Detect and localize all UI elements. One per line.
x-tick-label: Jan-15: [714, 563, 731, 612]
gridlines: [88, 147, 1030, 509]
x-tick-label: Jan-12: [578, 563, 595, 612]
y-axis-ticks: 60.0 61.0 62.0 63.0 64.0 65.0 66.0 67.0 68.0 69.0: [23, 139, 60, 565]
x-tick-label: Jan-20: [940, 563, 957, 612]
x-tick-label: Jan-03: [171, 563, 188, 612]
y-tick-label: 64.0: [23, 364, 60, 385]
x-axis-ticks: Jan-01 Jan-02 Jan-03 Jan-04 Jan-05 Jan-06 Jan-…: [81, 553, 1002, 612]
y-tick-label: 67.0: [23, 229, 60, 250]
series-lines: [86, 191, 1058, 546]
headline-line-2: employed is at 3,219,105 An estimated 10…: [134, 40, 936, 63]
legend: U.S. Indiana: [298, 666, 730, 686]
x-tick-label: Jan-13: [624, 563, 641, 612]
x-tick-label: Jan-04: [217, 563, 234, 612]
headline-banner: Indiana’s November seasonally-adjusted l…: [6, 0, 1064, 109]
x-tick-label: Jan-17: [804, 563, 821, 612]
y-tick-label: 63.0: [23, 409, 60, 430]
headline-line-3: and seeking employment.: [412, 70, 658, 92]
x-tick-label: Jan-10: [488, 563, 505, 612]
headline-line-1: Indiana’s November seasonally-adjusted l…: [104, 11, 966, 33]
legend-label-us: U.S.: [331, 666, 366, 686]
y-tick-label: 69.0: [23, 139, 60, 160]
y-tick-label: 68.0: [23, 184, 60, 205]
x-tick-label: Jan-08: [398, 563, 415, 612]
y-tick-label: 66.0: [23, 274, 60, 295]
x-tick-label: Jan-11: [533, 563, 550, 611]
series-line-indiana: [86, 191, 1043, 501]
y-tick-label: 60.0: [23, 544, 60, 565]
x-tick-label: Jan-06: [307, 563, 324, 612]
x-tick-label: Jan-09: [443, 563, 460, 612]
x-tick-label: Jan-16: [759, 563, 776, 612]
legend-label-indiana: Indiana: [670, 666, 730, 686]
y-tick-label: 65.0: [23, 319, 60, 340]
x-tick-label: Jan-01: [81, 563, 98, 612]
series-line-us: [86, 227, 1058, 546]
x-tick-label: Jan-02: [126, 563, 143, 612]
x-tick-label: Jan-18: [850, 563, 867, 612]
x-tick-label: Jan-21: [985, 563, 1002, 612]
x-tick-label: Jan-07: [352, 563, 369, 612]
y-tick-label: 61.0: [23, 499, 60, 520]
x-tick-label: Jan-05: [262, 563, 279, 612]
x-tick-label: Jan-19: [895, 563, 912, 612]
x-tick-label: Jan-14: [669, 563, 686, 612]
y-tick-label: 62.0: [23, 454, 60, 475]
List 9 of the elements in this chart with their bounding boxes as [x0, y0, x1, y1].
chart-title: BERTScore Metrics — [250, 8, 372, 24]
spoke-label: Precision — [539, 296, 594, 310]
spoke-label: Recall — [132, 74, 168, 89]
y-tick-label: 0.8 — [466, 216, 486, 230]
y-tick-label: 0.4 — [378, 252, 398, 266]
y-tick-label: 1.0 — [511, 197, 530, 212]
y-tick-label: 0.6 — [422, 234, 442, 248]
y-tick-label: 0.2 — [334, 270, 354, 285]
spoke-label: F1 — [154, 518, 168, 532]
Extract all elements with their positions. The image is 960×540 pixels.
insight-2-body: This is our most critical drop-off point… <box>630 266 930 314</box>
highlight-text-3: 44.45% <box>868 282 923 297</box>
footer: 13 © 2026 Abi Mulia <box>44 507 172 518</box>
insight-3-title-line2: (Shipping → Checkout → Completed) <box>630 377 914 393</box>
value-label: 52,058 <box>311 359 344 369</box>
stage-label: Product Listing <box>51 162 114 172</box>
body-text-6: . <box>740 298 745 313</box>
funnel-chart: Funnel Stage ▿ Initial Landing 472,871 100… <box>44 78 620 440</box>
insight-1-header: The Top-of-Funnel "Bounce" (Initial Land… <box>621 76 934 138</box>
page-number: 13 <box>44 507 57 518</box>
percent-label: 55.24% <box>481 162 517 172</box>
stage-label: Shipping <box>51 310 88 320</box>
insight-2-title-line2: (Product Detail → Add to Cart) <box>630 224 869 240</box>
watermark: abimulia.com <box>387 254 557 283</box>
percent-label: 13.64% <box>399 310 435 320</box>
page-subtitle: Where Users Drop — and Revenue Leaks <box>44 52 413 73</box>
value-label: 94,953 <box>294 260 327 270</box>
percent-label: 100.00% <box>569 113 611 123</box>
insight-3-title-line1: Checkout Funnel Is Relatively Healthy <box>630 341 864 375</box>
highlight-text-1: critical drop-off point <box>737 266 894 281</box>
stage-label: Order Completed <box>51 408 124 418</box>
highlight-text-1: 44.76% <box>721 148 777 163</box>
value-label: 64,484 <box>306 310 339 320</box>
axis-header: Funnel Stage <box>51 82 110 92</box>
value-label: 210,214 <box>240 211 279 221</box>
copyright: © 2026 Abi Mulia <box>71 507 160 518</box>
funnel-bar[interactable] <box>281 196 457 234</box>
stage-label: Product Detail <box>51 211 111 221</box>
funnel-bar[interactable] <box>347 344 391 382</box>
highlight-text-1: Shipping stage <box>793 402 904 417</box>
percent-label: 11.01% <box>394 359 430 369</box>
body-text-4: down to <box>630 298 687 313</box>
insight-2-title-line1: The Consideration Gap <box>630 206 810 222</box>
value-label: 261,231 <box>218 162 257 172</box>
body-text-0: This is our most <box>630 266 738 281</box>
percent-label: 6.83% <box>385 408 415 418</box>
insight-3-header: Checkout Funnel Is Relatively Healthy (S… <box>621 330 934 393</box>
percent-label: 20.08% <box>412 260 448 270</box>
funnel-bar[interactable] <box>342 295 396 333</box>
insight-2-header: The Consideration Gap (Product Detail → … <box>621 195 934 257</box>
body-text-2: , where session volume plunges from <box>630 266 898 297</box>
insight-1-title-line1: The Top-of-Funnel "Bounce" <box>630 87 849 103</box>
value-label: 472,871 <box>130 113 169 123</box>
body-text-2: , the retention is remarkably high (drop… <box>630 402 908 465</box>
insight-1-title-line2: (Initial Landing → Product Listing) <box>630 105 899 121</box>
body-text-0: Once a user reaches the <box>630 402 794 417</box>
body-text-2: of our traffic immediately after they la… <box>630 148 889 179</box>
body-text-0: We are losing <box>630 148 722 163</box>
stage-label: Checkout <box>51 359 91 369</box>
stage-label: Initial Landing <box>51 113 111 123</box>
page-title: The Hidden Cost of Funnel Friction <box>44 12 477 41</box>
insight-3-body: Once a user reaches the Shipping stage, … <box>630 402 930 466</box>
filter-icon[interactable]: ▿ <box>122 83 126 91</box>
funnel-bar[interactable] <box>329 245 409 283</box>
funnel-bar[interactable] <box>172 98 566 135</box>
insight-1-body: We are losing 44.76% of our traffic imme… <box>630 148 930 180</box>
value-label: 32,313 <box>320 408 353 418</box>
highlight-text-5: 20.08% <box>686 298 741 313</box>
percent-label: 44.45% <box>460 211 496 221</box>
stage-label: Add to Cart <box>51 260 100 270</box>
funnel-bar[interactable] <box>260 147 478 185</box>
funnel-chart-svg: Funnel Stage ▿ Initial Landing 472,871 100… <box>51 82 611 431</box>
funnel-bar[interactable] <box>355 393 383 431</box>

■ ■ ■

§ Exercise
Copy every line of the entries above word for word, with no changes.

§ Reply
Detect and localize all UI elements. One per line.
x-tick-label: Jan-15: [714, 563, 731, 612]
gridlines: [88, 147, 1030, 509]
x-tick-label: Jan-12: [578, 563, 595, 612]
y-axis-ticks: 60.0 61.0 62.0 63.0 64.0 65.0 66.0 67.0 68.0 69.0: [23, 139, 60, 565]
x-tick-label: Jan-20: [940, 563, 957, 612]
x-tick-label: Jan-03: [171, 563, 188, 612]
y-tick-label: 64.0: [23, 364, 60, 385]
x-axis-ticks: Jan-01 Jan-02 Jan-03 Jan-04 Jan-05 Jan-06 Jan-…: [81, 553, 1002, 612]
y-tick-label: 67.0: [23, 229, 60, 250]
series-lines: [86, 191, 1058, 546]
headline-line-2: employed is at 3,219,105 An estimated 10…: [134, 40, 936, 63]
legend: U.S. Indiana: [298, 666, 730, 686]
x-tick-label: Jan-13: [624, 563, 641, 612]
x-tick-label: Jan-04: [217, 563, 234, 612]
headline-banner: Indiana’s November seasonally-adjusted l…: [6, 0, 1064, 109]
x-tick-label: Jan-17: [804, 563, 821, 612]
y-tick-label: 63.0: [23, 409, 60, 430]
headline-line-3: and seeking employment.: [412, 70, 658, 92]
x-tick-label: Jan-10: [488, 563, 505, 612]
headline-line-1: Indiana’s November seasonally-adjusted l…: [104, 11, 966, 33]
legend-label-us: U.S.: [331, 666, 366, 686]
y-tick-label: 69.0: [23, 139, 60, 160]
y-tick-label: 68.0: [23, 184, 60, 205]
x-tick-label: Jan-08: [398, 563, 415, 612]
y-tick-label: 66.0: [23, 274, 60, 295]
x-tick-label: Jan-11: [533, 563, 550, 611]
series-line-indiana: [86, 191, 1043, 501]
y-tick-label: 60.0: [23, 544, 60, 565]
x-tick-label: Jan-06: [307, 563, 324, 612]
x-tick-label: Jan-09: [443, 563, 460, 612]
x-tick-label: Jan-16: [759, 563, 776, 612]
legend-label-indiana: Indiana: [670, 666, 730, 686]
y-tick-label: 65.0: [23, 319, 60, 340]
x-tick-label: Jan-01: [81, 563, 98, 612]
series-line-us: [86, 227, 1058, 546]
x-tick-label: Jan-02: [126, 563, 143, 612]
x-tick-label: Jan-18: [850, 563, 867, 612]
x-tick-label: Jan-21: [985, 563, 1002, 612]
x-tick-label: Jan-07: [352, 563, 369, 612]
y-tick-label: 61.0: [23, 499, 60, 520]
x-tick-label: Jan-05: [262, 563, 279, 612]
x-tick-label: Jan-19: [895, 563, 912, 612]
x-tick-label: Jan-14: [669, 563, 686, 612]
y-tick-label: 62.0: [23, 454, 60, 475]
List 9 of the elements in this chart with their bounding boxes as [x0, y0, x1, y1].
chart-title: BERTScore Metrics — [250, 8, 372, 24]
spoke-label: Precision — [539, 296, 594, 310]
spoke-label: Recall — [132, 74, 168, 89]
y-tick-label: 0.8 — [466, 216, 486, 230]
y-tick-label: 0.4 — [378, 252, 398, 266]
y-tick-label: 1.0 — [511, 197, 530, 212]
y-tick-label: 0.6 — [422, 234, 442, 248]
y-tick-label: 0.2 — [334, 270, 354, 285]
spoke-label: F1 — [154, 518, 168, 532]
Extract all elements with their positions. The image is 960×540 pixels.
insight-2-body: This is our most critical drop-off point… <box>630 266 930 314</box>
highlight-text-3: 44.45% <box>868 282 923 297</box>
footer: 13 © 2026 Abi Mulia <box>44 507 172 518</box>
insight-3-title-line2: (Shipping → Checkout → Completed) <box>630 377 914 393</box>
value-label: 52,058 <box>311 359 344 369</box>
stage-label: Product Listing <box>51 162 114 172</box>
body-text-6: . <box>740 298 745 313</box>
funnel-chart: Funnel Stage ▿ Initial Landing 472,871 100… <box>44 78 620 440</box>
insight-1-header: The Top-of-Funnel "Bounce" (Initial Land… <box>621 76 934 138</box>
page-number: 13 <box>44 507 57 518</box>
percent-label: 55.24% <box>481 162 517 172</box>
stage-label: Shipping <box>51 310 88 320</box>
insight-2-title-line2: (Product Detail → Add to Cart) <box>630 224 869 240</box>
watermark: abimulia.com <box>387 254 557 283</box>
percent-label: 13.64% <box>399 310 435 320</box>
page-subtitle: Where Users Drop — and Revenue Leaks <box>44 52 413 73</box>
value-label: 94,953 <box>294 260 327 270</box>
percent-label: 100.00% <box>569 113 611 123</box>
insight-3-title-line1: Checkout Funnel Is Relatively Healthy <box>630 341 864 375</box>
highlight-text-1: critical drop-off point <box>737 266 894 281</box>
stage-label: Order Completed <box>51 408 124 418</box>
highlight-text-1: 44.76% <box>721 148 777 163</box>
value-label: 64,484 <box>306 310 339 320</box>
axis-header: Funnel Stage <box>51 82 110 92</box>
value-label: 210,214 <box>240 211 279 221</box>
copyright: © 2026 Abi Mulia <box>71 507 160 518</box>
funnel-bar[interactable] <box>281 196 457 234</box>
stage-label: Product Detail <box>51 211 111 221</box>
funnel-bar[interactable] <box>347 344 391 382</box>
highlight-text-1: Shipping stage <box>793 402 904 417</box>
percent-label: 11.01% <box>394 359 430 369</box>
body-text-4: down to <box>630 298 687 313</box>
insight-2-title-line1: The Consideration Gap <box>630 206 810 222</box>
value-label: 261,231 <box>218 162 257 172</box>
body-text-0: This is our most <box>630 266 738 281</box>
percent-label: 6.83% <box>385 408 415 418</box>
insight-3-header: Checkout Funnel Is Relatively Healthy (S… <box>621 330 934 393</box>
percent-label: 20.08% <box>412 260 448 270</box>
funnel-bar[interactable] <box>342 295 396 333</box>
insight-2-header: The Consideration Gap (Product Detail → … <box>621 195 934 257</box>
body-text-2: , where session volume plunges from <box>630 266 898 297</box>
insight-1-title-line1: The Top-of-Funnel "Bounce" <box>630 87 849 103</box>
value-label: 472,871 <box>130 113 169 123</box>
body-text-2: , the retention is remarkably high (drop… <box>630 402 908 465</box>
insight-1-title-line2: (Initial Landing → Product Listing) <box>630 105 899 121</box>
body-text-0: Once a user reaches the <box>630 402 794 417</box>
body-text-2: of our traffic immediately after they la… <box>630 148 889 179</box>
body-text-0: We are losing <box>630 148 722 163</box>
stage-label: Checkout <box>51 359 91 369</box>
stage-label: Initial Landing <box>51 113 111 123</box>
page-title: The Hidden Cost of Funnel Friction <box>44 12 477 41</box>
insight-3-body: Once a user reaches the Shipping stage, … <box>630 402 930 466</box>
filter-icon[interactable]: ▿ <box>122 83 126 91</box>
funnel-bar[interactable] <box>329 245 409 283</box>
funnel-bar[interactable] <box>172 98 566 135</box>
insight-1-body: We are losing 44.76% of our traffic imme… <box>630 148 930 180</box>
value-label: 32,313 <box>320 408 353 418</box>
highlight-text-5: 20.08% <box>686 298 741 313</box>
percent-label: 44.45% <box>460 211 496 221</box>
stage-label: Add to Cart <box>51 260 100 270</box>
funnel-bar[interactable] <box>260 147 478 185</box>
funnel-chart-svg: Funnel Stage ▿ Initial Landing 472,871 100… <box>51 82 611 431</box>
funnel-bar[interactable] <box>355 393 383 431</box>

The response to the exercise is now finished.